Your instructions ::
Retype each line exactly. Skip images.

Stored dataset items
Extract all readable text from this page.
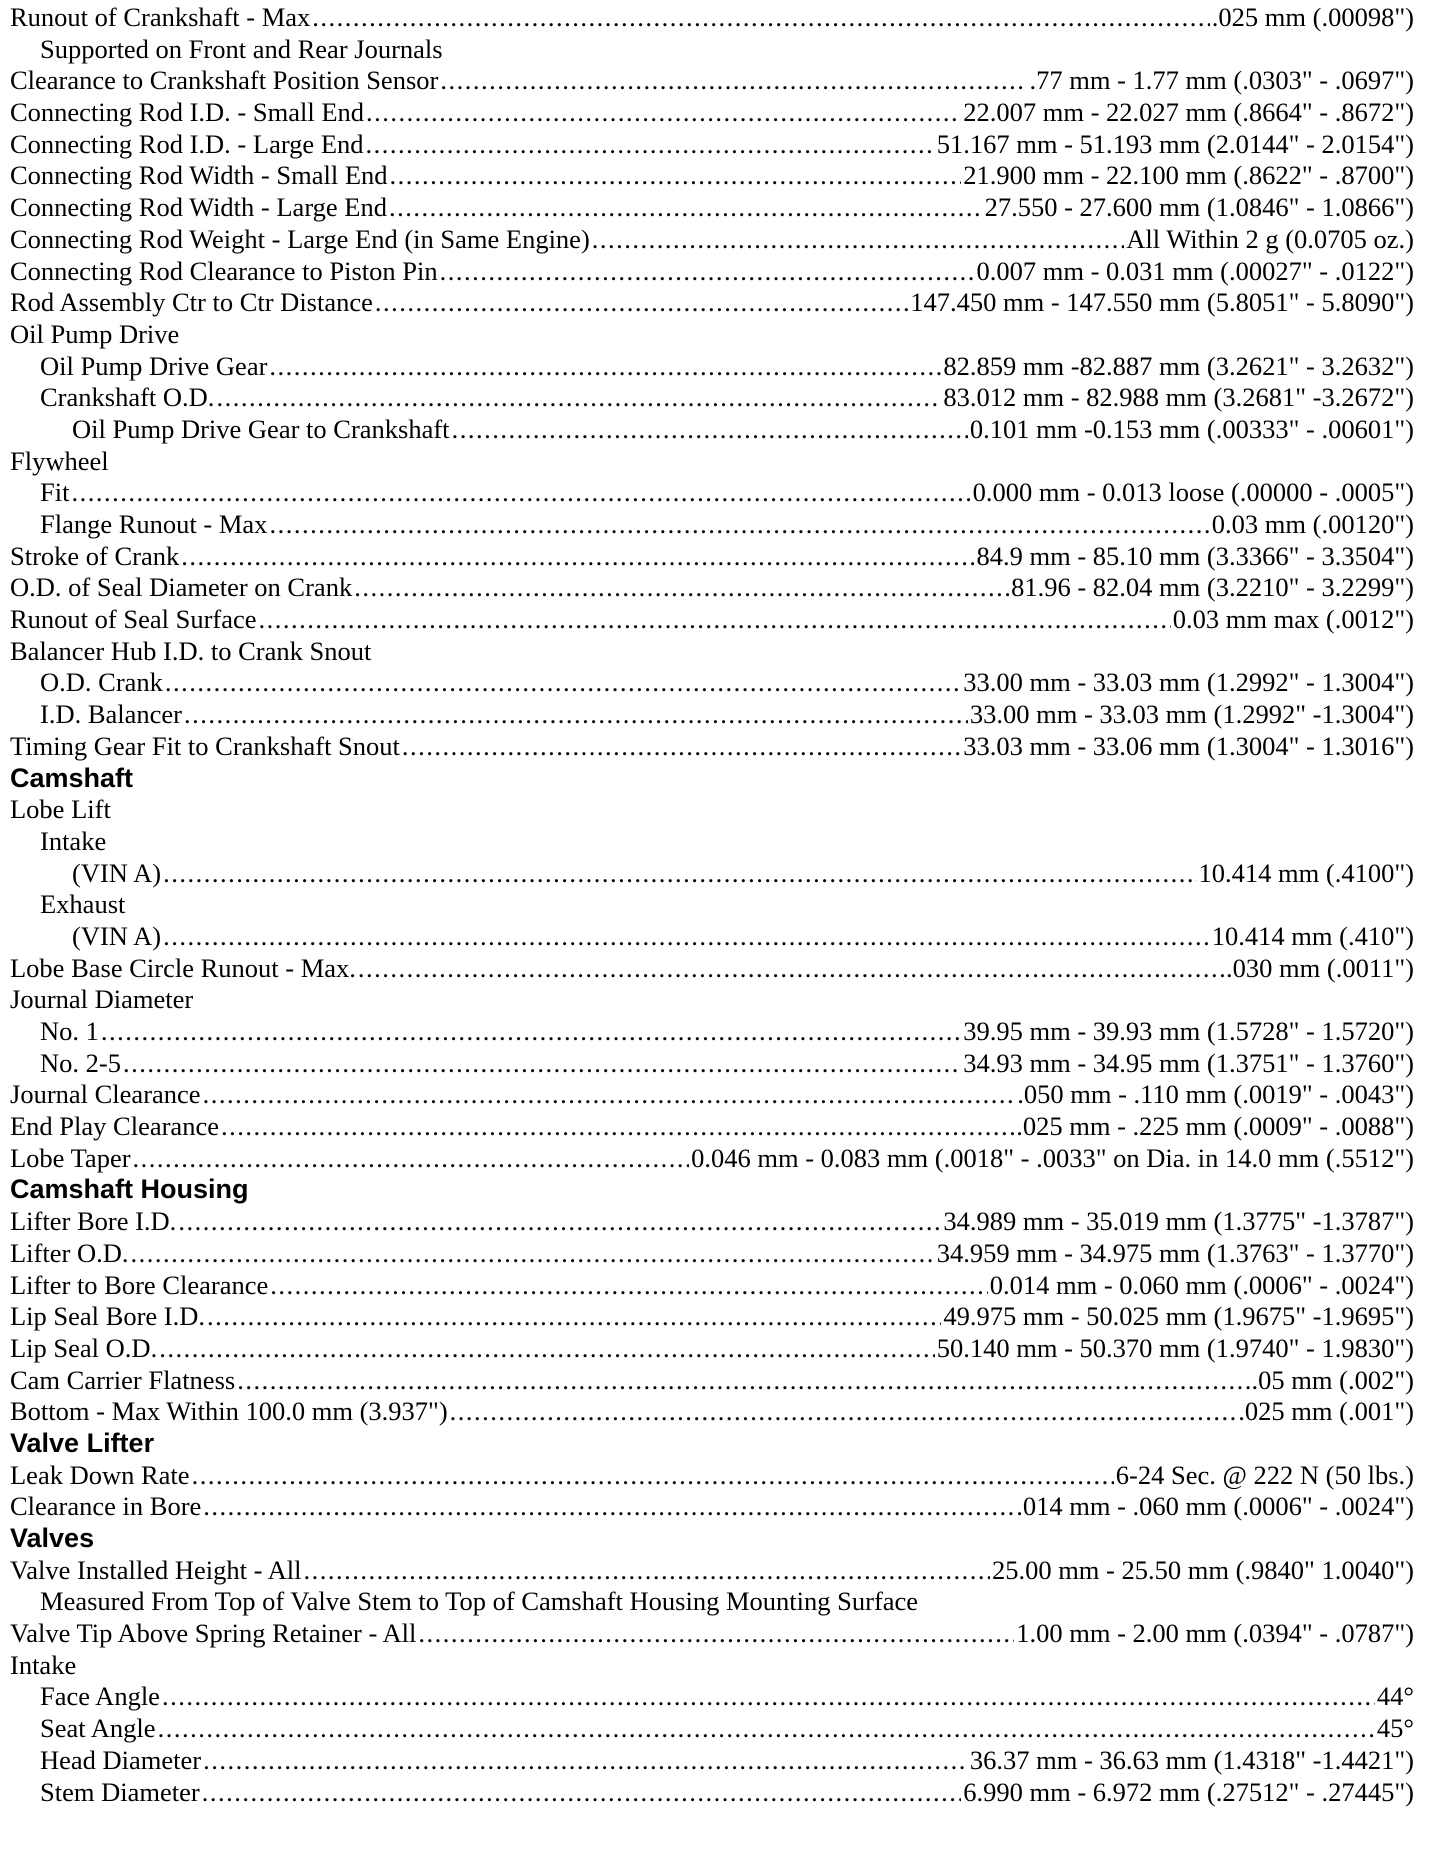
Runout of Crankshaft - Max .....	.025 mm (.00098")
Supported on Front and Rear Journals
Clearance to Crankshaft Position Sensor .....	.77 mm - 1.77 mm (.0303" - .0697")
Connecting Rod I.D. - Small End .....	22.007 mm - 22.027 mm (.8664" - .8672")
Connecting Rod I.D. - Large End .....	51.167 mm - 51.193 mm (2.0144" - 2.0154")
Connecting Rod Width - Small End .....	21.900 mm - 22.100 mm (.8622" - .8700")
Connecting Rod Width - Large End .....	27.550 - 27.600 mm (1.0846" - 1.0866")
Connecting Rod Weight - Large End (in Same Engine) .....	All Within 2 g (0.0705 oz.)
Connecting Rod Clearance to Piston Pin .....	0.007 mm - 0.031 mm (.00027" - .0122")
Rod Assembly Ctr to Ctr Distance .....	147.450 mm - 147.550 mm (5.8051" - 5.8090")
Oil Pump Drive
Oil Pump Drive Gear .....	82.859 mm -82.887 mm (3.2621" - 3.2632")
Crankshaft O.D. .....	83.012 mm - 82.988 mm (3.2681" -3.2672")
Oil Pump Drive Gear to Crankshaft .....	0.101 mm -0.153 mm (.00333" - .00601")
Flywheel
Fit .....	0.000 mm - 0.013 loose (.00000 - .0005")
Flange Runout - Max .....	0.03 mm (.00120")
Stroke of Crank .....	84.9 mm - 85.10 mm (3.3366" - 3.3504")
O.D. of Seal Diameter on Crank .....	81.96 - 82.04 mm (3.2210" - 3.2299")
Runout of Seal Surface .....	0.03 mm max (.0012")
Balancer Hub I.D. to Crank Snout
O.D. Crank .....	33.00 mm - 33.03 mm (1.2992" - 1.3004")
I.D. Balancer .....	33.00 mm - 33.03 mm (1.2992" -1.3004")
Timing Gear Fit to Crankshaft Snout .....	33.03 mm - 33.06 mm (1.3004" - 1.3016")
Camshaft
Lobe Lift
Intake
(VIN A) .....	10.414 mm (.4100")
Exhaust
(VIN A) .....	10.414 mm (.410")
Lobe Base Circle Runout - Max. .....	.030 mm (.0011")
Journal Diameter
No. 1 .....	39.95 mm - 39.93 mm (1.5728" - 1.5720")
No. 2-5 .....	34.93 mm - 34.95 mm (1.3751" - 1.3760")
Journal Clearance .....	.050 mm - .110 mm (.0019" - .0043")
End Play Clearance .....	.025 mm - .225 mm (.0009" - .0088")
Lobe Taper .....	0.046 mm - 0.083 mm (.0018" - .0033" on Dia. in 14.0 mm (.5512")
Camshaft Housing
Lifter Bore I.D. .....	34.989 mm - 35.019 mm (1.3775" -1.3787")
Lifter O.D. .....	34.959 mm - 34.975 mm (1.3763" - 1.3770")
Lifter to Bore Clearance .....	0.014 mm - 0.060 mm (.0006" - .0024")
Lip Seal Bore I.D. .....	49.975 mm - 50.025 mm (1.9675" -1.9695")
Lip Seal O.D. .....	50.140 mm - 50.370 mm (1.9740" - 1.9830")
Cam Carrier Flatness .....	.05 mm (.002")
Bottom - Max Within 100.0 mm (3.937") .....	.025 mm (.001")
Valve Lifter
Leak Down Rate .....	6-24 Sec. @ 222 N (50 lbs.)
Clearance in Bore .....	.014 mm - .060 mm (.0006" - .0024")
Valves
Valve Installed Height - All .....	25.00 mm - 25.50 mm (.9840" 1.0040")
Measured From Top of Valve Stem to Top of Camshaft Housing Mounting Surface
Valve Tip Above Spring Retainer - All .....	1.00 mm - 2.00 mm (.0394" - .0787")
Intake
Face Angle .....	44°
Seat Angle .....	45°
Head Diameter .....	36.37 mm - 36.63 mm (1.4318" -1.4421")
Stem Diameter .....	6.990 mm - 6.972 mm (.27512" - .27445")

Result of the exercise ::
Extract all readable text from this page.
Runout of Crankshaft - Max .....	.025 mm (.00098")
Supported on Front and Rear Journals
Clearance to Crankshaft Position Sensor .....	.77 mm - 1.77 mm (.0303" - .0697")
Connecting Rod I.D. - Small End .....	22.007 mm - 22.027 mm (.8664" - .8672")
Connecting Rod I.D. - Large End .....	51.167 mm - 51.193 mm (2.0144" - 2.0154")
Connecting Rod Width - Small End .....	21.900 mm - 22.100 mm (.8622" - .8700")
Connecting Rod Width - Large End .....	27.550 - 27.600 mm (1.0846" - 1.0866")
Connecting Rod Weight - Large End (in Same Engine) .....	All Within 2 g (0.0705 oz.)
Connecting Rod Clearance to Piston Pin .....	0.007 mm - 0.031 mm (.00027" - .0122")
Rod Assembly Ctr to Ctr Distance .....	147.450 mm - 147.550 mm (5.8051" - 5.8090")
Oil Pump Drive
Oil Pump Drive Gear .....	82.859 mm -82.887 mm (3.2621" - 3.2632")
Crankshaft O.D. .....	83.012 mm - 82.988 mm (3.2681" -3.2672")
Oil Pump Drive Gear to Crankshaft .....	0.101 mm -0.153 mm (.00333" - .00601")
Flywheel
Fit .....	0.000 mm - 0.013 loose (.00000 - .0005")
Flange Runout - Max .....	0.03 mm (.00120")
Stroke of Crank .....	84.9 mm - 85.10 mm (3.3366" - 3.3504")
O.D. of Seal Diameter on Crank .....	81.96 - 82.04 mm (3.2210" - 3.2299")
Runout of Seal Surface .....	0.03 mm max (.0012")
Balancer Hub I.D. to Crank Snout
O.D. Crank .....	33.00 mm - 33.03 mm (1.2992" - 1.3004")
I.D. Balancer .....	33.00 mm - 33.03 mm (1.2992" -1.3004")
Timing Gear Fit to Crankshaft Snout .....	33.03 mm - 33.06 mm (1.3004" - 1.3016")
Camshaft
Lobe Lift
Intake
(VIN A) .....	10.414 mm (.4100")
Exhaust
(VIN A) .....	10.414 mm (.410")
Lobe Base Circle Runout - Max. .....	.030 mm (.0011")
Journal Diameter
No. 1 .....	39.95 mm - 39.93 mm (1.5728" - 1.5720")
No. 2-5 .....	34.93 mm - 34.95 mm (1.3751" - 1.3760")
Journal Clearance .....	.050 mm - .110 mm (.0019" - .0043")
End Play Clearance .....	.025 mm - .225 mm (.0009" - .0088")
Lobe Taper .....	0.046 mm - 0.083 mm (.0018" - .0033" on Dia. in 14.0 mm (.5512")
Camshaft Housing
Lifter Bore I.D. .....	34.989 mm - 35.019 mm (1.3775" -1.3787")
Lifter O.D. .....	34.959 mm - 34.975 mm (1.3763" - 1.3770")
Lifter to Bore Clearance .....	0.014 mm - 0.060 mm (.0006" - .0024")
Lip Seal Bore I.D. .....	49.975 mm - 50.025 mm (1.9675" -1.9695")
Lip Seal O.D. .....	50.140 mm - 50.370 mm (1.9740" - 1.9830")
Cam Carrier Flatness .....	.05 mm (.002")
Bottom - Max Within 100.0 mm (3.937") .....	.025 mm (.001")
Valve Lifter
Leak Down Rate .....	6-24 Sec. @ 222 N (50 lbs.)
Clearance in Bore .....	.014 mm - .060 mm (.0006" - .0024")
Valves
Valve Installed Height - All .....	25.00 mm - 25.50 mm (.9840" 1.0040")
Measured From Top of Valve Stem to Top of Camshaft Housing Mounting Surface
Valve Tip Above Spring Retainer - All .....	1.00 mm - 2.00 mm (.0394" - .0787")
Intake
Face Angle .....	44°
Seat Angle .....	45°
Head Diameter .....	36.37 mm - 36.63 mm (1.4318" -1.4421")
Stem Diameter .....	6.990 mm - 6.972 mm (.27512" - .27445")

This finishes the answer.